Part of a data file
start

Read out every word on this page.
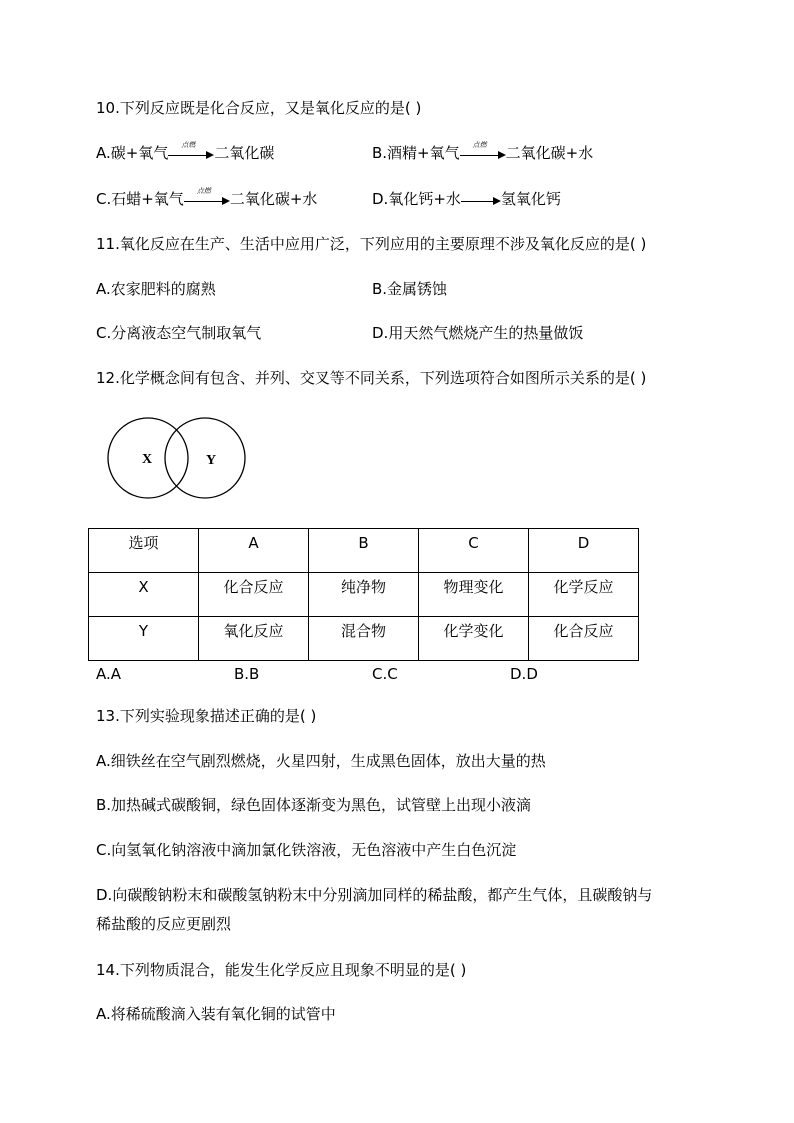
10.下列反应既是化合反应，又是氧化反应的是( )
A.碳+氧气	点燃	二氧化碳	B.酒精+氧气	点燃	二氧化碳+水
C.石蜡+氧气	点燃	二氧化碳+水	D.氧化钙+水	氢氧化钙
11.氧化反应在生产、生活中应用广泛，下列应用的主要原理不涉及氧化反应的是( )
A.农家肥料的腐熟	B.金属锈蚀
C.分离液态空气制取氧气	D.用天然气燃烧产生的热量做饭
12.化学概念间有包含、并列、交叉等不同关系，下列选项符合如图所示关系的是( )
X	Y
选项	A	B	C	D
X	化合反应	纯净物	物理变化	化学反应
Y	氧化反应	混合物	化学变化	化合反应
A.A	B.B	C.C	D.D
13.下列实验现象描述正确的是( )
A.细铁丝在空气剧烈燃烧，火星四射，生成黑色固体，放出大量的热
B.加热碱式碳酸铜，绿色固体逐渐变为黑色，试管壁上出现小液滴
C.向氢氧化钠溶液中滴加氯化铁溶液，无色溶液中产生白色沉淀
D.向碳酸钠粉末和碳酸氢钠粉末中分别滴加同样的稀盐酸，都产生气体，且碳酸钠与
稀盐酸的反应更剧烈
14.下列物质混合，能发生化学反应且现象不明显的是( )
A.将稀硫酸滴入装有氧化铜的试管中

end

== Problem details ==
Set the listing down in full and exactly. Pictures within it should not appear in the copy.

== Worked solution ==
Read out every word on this page.
10.下列反应既是化合反应，又是氧化反应的是( )
A.碳+氧气	点燃	二氧化碳	B.酒精+氧气	点燃	二氧化碳+水
C.石蜡+氧气	点燃	二氧化碳+水	D.氧化钙+水	氢氧化钙
11.氧化反应在生产、生活中应用广泛，下列应用的主要原理不涉及氧化反应的是( )
A.农家肥料的腐熟	B.金属锈蚀
C.分离液态空气制取氧气	D.用天然气燃烧产生的热量做饭
12.化学概念间有包含、并列、交叉等不同关系，下列选项符合如图所示关系的是( )
X	Y
选项	A	B	C	D
X	化合反应	纯净物	物理变化	化学反应
Y	氧化反应	混合物	化学变化	化合反应
A.A	B.B	C.C	D.D
13.下列实验现象描述正确的是( )
A.细铁丝在空气剧烈燃烧，火星四射，生成黑色固体，放出大量的热
B.加热碱式碳酸铜，绿色固体逐渐变为黑色，试管壁上出现小液滴
C.向氢氧化钠溶液中滴加氯化铁溶液，无色溶液中产生白色沉淀
D.向碳酸钠粉末和碳酸氢钠粉末中分别滴加同样的稀盐酸，都产生气体，且碳酸钠与
稀盐酸的反应更剧烈
14.下列物质混合，能发生化学反应且现象不明显的是( )
A.将稀硫酸滴入装有氧化铜的试管中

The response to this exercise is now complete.